===== MATERIAL FOR THE TASK =====
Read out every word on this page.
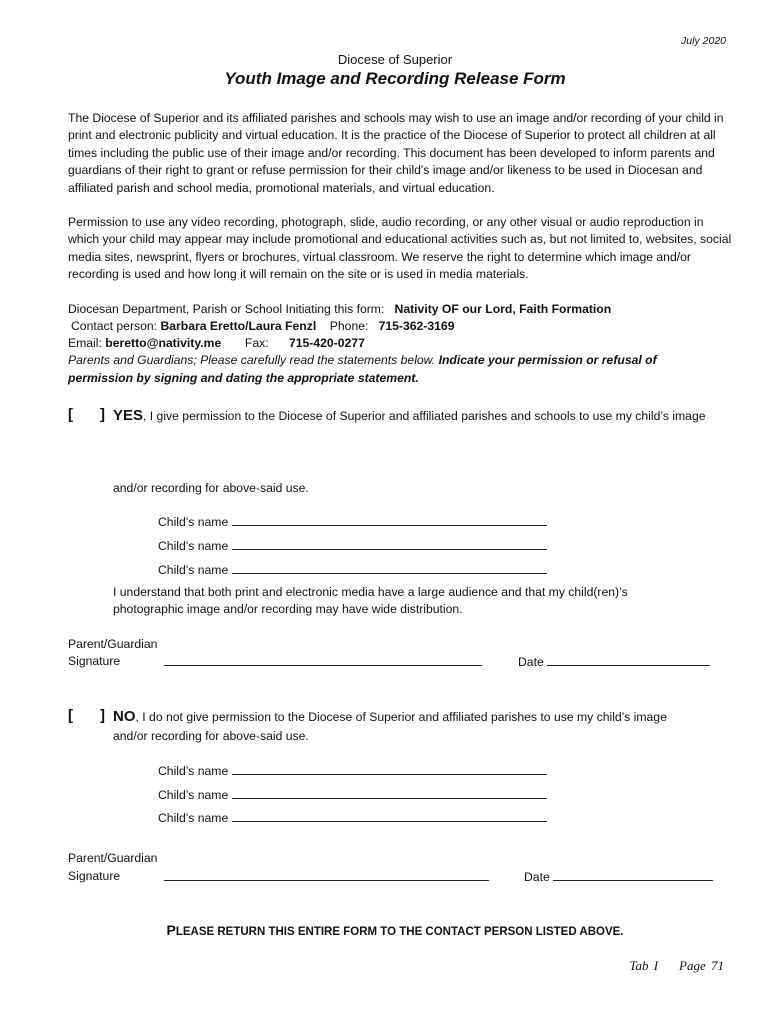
July 2020
Diocese of Superior
Youth Image and Recording Release Form
The Diocese of Superior and its affiliated parishes and schools may wish to use an image and/or recording of your child in print and electronic publicity and virtual education. It is the practice of the Diocese of Superior to protect all children at all times including the public use of their image and/or recording. This document has been developed to inform parents and guardians of their right to grant or refuse permission for their child's image and/or likeness to be used in Diocesan and affiliated parish and school media, promotional materials, and virtual education.
Permission to use any video recording, photograph, slide, audio recording, or any other visual or audio reproduction in which your child may appear may include promotional and educational activities such as, but not limited to, websites, social media sites, newsprint, flyers or brochures, virtual classroom. We reserve the right to determine which image and/or recording is used and how long it will remain on the site or is used in media materials.
Diocesan Department, Parish or School Initiating this form: Nativity OF our Lord, Faith Formation
Contact person: Barbara Eretto/Laura Fenzl Phone: 715-362-3169
Email: beretto@nativity.me Fax: 715-420-0277
Parents and Guardians; Please carefully read the statements below. Indicate your permission or refusal of
permission by signing and dating the appropriate statement.
[ ] YES, I give permission to the Diocese of Superior and affiliated parishes and schools to use my child’s image
and/or recording for above-said use.
Child’s name
Child’s name
Child’s name
I understand that both print and electronic media have a large audience and that my child(ren)’s
photographic image and/or recording may have wide distribution.
Parent/Guardian
Signature	Date
[ ] NO, I do not give permission to the Diocese of Superior and affiliated parishes to use my child’s image
and/or recording for above-said use.
Child’s name
Child’s name
Child’s name
Parent/Guardian
Signature	Date
PLEASE RETURN THIS ENTIRE FORM TO THE CONTACT PERSON LISTED ABOVE.
Tab I Page 71
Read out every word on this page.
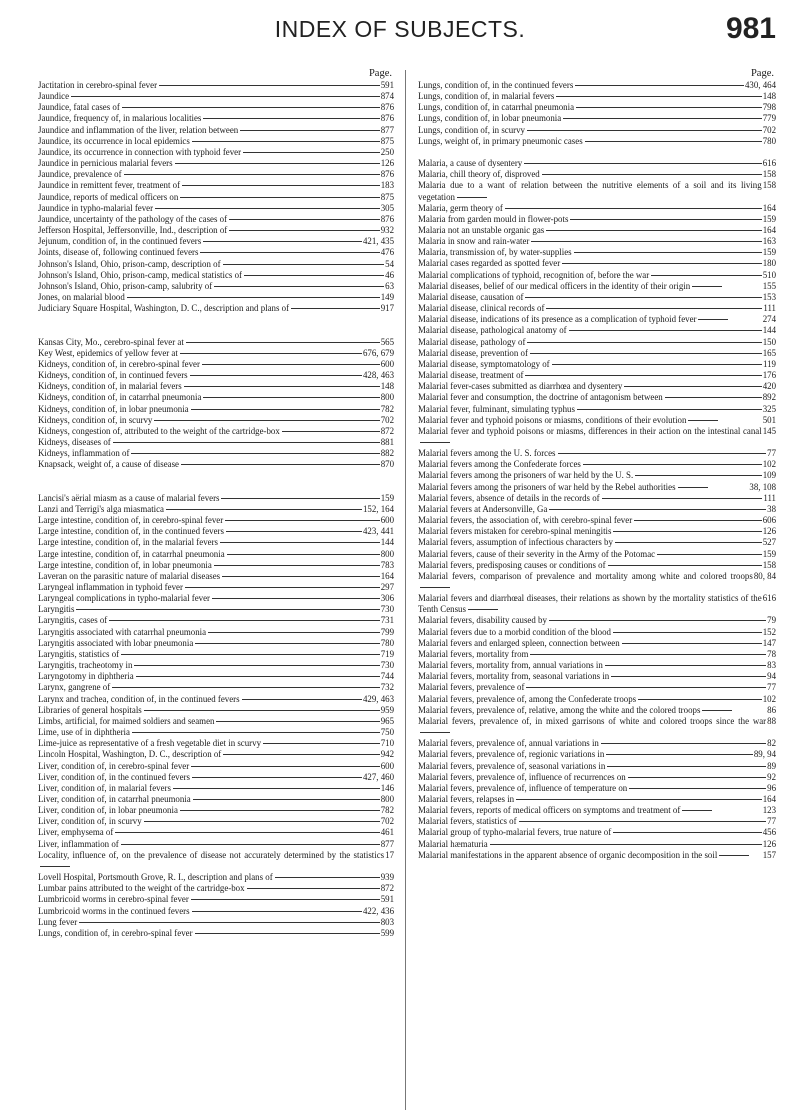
INDEX OF SUBJECTS.	981
Page.
591
Jactitation in cerebro-spinal fever
874
Jaundice
876
Jaundice, fatal cases of
876
Jaundice, frequency of, in malarious localities
877
Jaundice and inflammation of the liver, relation between
875
Jaundice, its occurrence in local epidemics
250
Jaundice, its occurrence in connection with typhoid fever
126
Jaundice in pernicious malarial fevers
876
Jaundice, prevalence of
183
Jaundice in remittent fever, treatment of
875
Jaundice, reports of medical officers on
305
Jaundice in typho-malarial fever
876
Jaundice, uncertainty of the pathology of the cases of
932
Jefferson Hospital, Jeffersonville, Ind., description of
421, 435
Jejunum, condition of, in the continued fevers
476
Joints, disease of, following continued fevers
54
Johnson's Island, Ohio, prison-camp, description of
46
Johnson's Island, Ohio, prison-camp, medical statistics of
63
Johnson's Island, Ohio, prison-camp, salubrity of
149
Jones, on malarial blood
917
Judiciary Square Hospital, Washington, D. C., description and plans of
565
Kansas City, Mo., cerebro-spinal fever at
676, 679
Key West, epidemics of yellow fever at
600
Kidneys, condition of, in cerebro-spinal fever
428, 463
Kidneys, condition of, in continued fevers
148
Kidneys, condition of, in malarial fevers
800
Kidneys, condition of, in catarrhal pneumonia
782
Kidneys, condition of, in lobar pneumonia
702
Kidneys, condition of, in scurvy
872
Kidneys, congestion of, attributed to the weight of the cartridge-box
881
Kidneys, diseases of
882
Kidneys, inflammation of
870
Knapsack, weight of, a cause of disease
159
Lancisi's aërial miasm as a cause of malarial fevers
152, 164
Lanzi and Terrigi's alga miasmatica
600
Large intestine, condition of, in cerebro-spinal fever
423, 441
Large intestine, condition of, in the continued fevers
144
Large intestine, condition of, in the malarial fevers
800
Large intestine, condition of, in catarrhal pneumonia
783
Large intestine, condition of, in lobar pneumonia
164
Laveran on the parasitic nature of malarial diseases
297
Laryngeal inflammation in typhoid fever
306
Laryngeal complications in typho-malarial fever
730
Laryngitis
731
Laryngitis, cases of
799
Laryngitis associated with catarrhal pneumonia
780
Laryngitis associated with lobar pneumonia
719
Laryngitis, statistics of
730
Laryngitis, tracheotomy in
744
Laryngotomy in diphtheria
732
Larynx, gangrene of
429, 463
Larynx and trachea, condition of, in the continued fevers
959
Libraries of general hospitals
965
Limbs, artificial, for maimed soldiers and seamen
750
Lime, use of in diphtheria
710
Lime-juice as representative of a fresh vegetable diet in scurvy
942
Lincoln Hospital, Washington, D. C., description of
600
Liver, condition of, in cerebro-spinal fever
427, 460
Liver, condition of, in the continued fevers
146
Liver, condition of, in malarial fevers
800
Liver, condition of, in catarrhal pneumonia
782
Liver, condition of, in lobar pneumonia
702
Liver, condition of, in scurvy
461
Liver, emphysema of
877
Liver, inflammation of
17
Locality, influence of, on the prevalence of disease not accurately determined by the statistics
939
Lovell Hospital, Portsmouth Grove, R. I., description and plans of
872
Lumbar pains attributed to the weight of the cartridge-box
591
Lumbricoid worms in cerebro-spinal fever
422, 436
Lumbricoid worms in the continued fevers
803
Lung fever
599
Lungs, condition of, in cerebro-spinal fever
Page.
430, 464
Lungs, condition of, in the continued fevers
148
Lungs, condition of, in malarial fevers
798
Lungs, condition of, in catarrhal pneumonia
779
Lungs, condition of, in lobar pneumonia
702
Lungs, condition of, in scurvy
780
Lungs, weight of, in primary pneumonic cases
616
Malaria, a cause of dysentery
158
Malaria, chill theory of, disproved
158
Malaria due to a want of relation between the nutritive elements of a soil and its living vegetation
164
Malaria, germ theory of
159
Malaria from garden mould in flower-pots
164
Malaria not an unstable organic gas
163
Malaria in snow and rain-water
159
Malaria, transmission of, by water-supplies
180
Malarial cases regarded as spotted fever
510
Malarial complications of typhoid, recognition of, before the war
155
Malarial diseases, belief of our medical officers in the identity of their origin
153
Malarial disease, causation of
111
Malarial disease, clinical records of
274
Malarial disease, indications of its presence as a complication of typhoid fever
144
Malarial disease, pathological anatomy of
150
Malarial disease, pathology of
165
Malarial disease, prevention of
119
Malarial disease, symptomatology of
176
Malarial disease, treatment of
420
Malarial fever-cases submitted as diarrhœa and dysentery
892
Malarial fever and consumption, the doctrine of antagonism between
325
Malarial fever, fulminant, simulating typhus
501
Malarial fever and typhoid poisons or miasms, conditions of their evolution
145
Malarial fever and typhoid poisons or miasms, differences in their action on the intestinal canal
77
Malarial fevers among the U. S. forces
102
Malarial fevers among the Confederate forces
109
Malarial fevers among the prisoners of war held by the U. S.
38, 108
Malarial fevers among the prisoners of war held by the Rebel authorities
111
Malarial fevers, absence of details in the records of
38
Malarial fevers at Andersonville, Ga
606
Malarial fevers, the association of, with cerebro-spinal fever
126
Malarial fevers mistaken for cerebro-spinal meningitis
527
Malarial fevers, assumption of infectious characters by
159
Malarial fevers, cause of their severity in the Army of the Potomac
158
Malarial fevers, predisposing causes or conditions of
80, 84
Malarial fevers, comparison of prevalence and mortality among white and colored troops
616
Malarial fevers and diarrhœal diseases, their relations as shown by the mortality statistics of the Tenth Census
79
Malarial fevers, disability caused by
152
Malarial fevers due to a morbid condition of the blood
147
Malarial fevers and enlarged spleen, connection between
78
Malarial fevers, mortality from
83
Malarial fevers, mortality from, annual variations in
94
Malarial fevers, mortality from, seasonal variations in
77
Malarial fevers, prevalence of
102
Malarial fevers, prevalence of, among the Confederate troops
86
Malarial fevers, prevalence of, relative, among the white and the colored troops
88
Malarial fevers, prevalence of, in mixed garrisons of white and colored troops since the war
82
Malarial fevers, prevalence of, annual variations in
89, 94
Malarial fevers, prevalence of, regionic variations in
89
Malarial fevers, prevalence of, seasonal variations in
92
Malarial fevers, prevalence of, influence of recurrences on
96
Malarial fevers, prevalence of, influence of temperature on
164
Malarial fevers, relapses in
123
Malarial fevers, reports of medical officers on symptoms and treatment of
77
Malarial fevers, statistics of
456
Malarial group of typho-malarial fevers, true nature of
126
Malarial hæmaturia
157
Malarial manifestations in the apparent absence of organic decomposition in the soil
=====
GIVEN PROBLEM:
Copy every line of the listing that contains the word "Laryngeal".

FULL SOLUTION:
Laryngeal inflammation in typhoid fever
Laryngeal complications in typho-malarial fever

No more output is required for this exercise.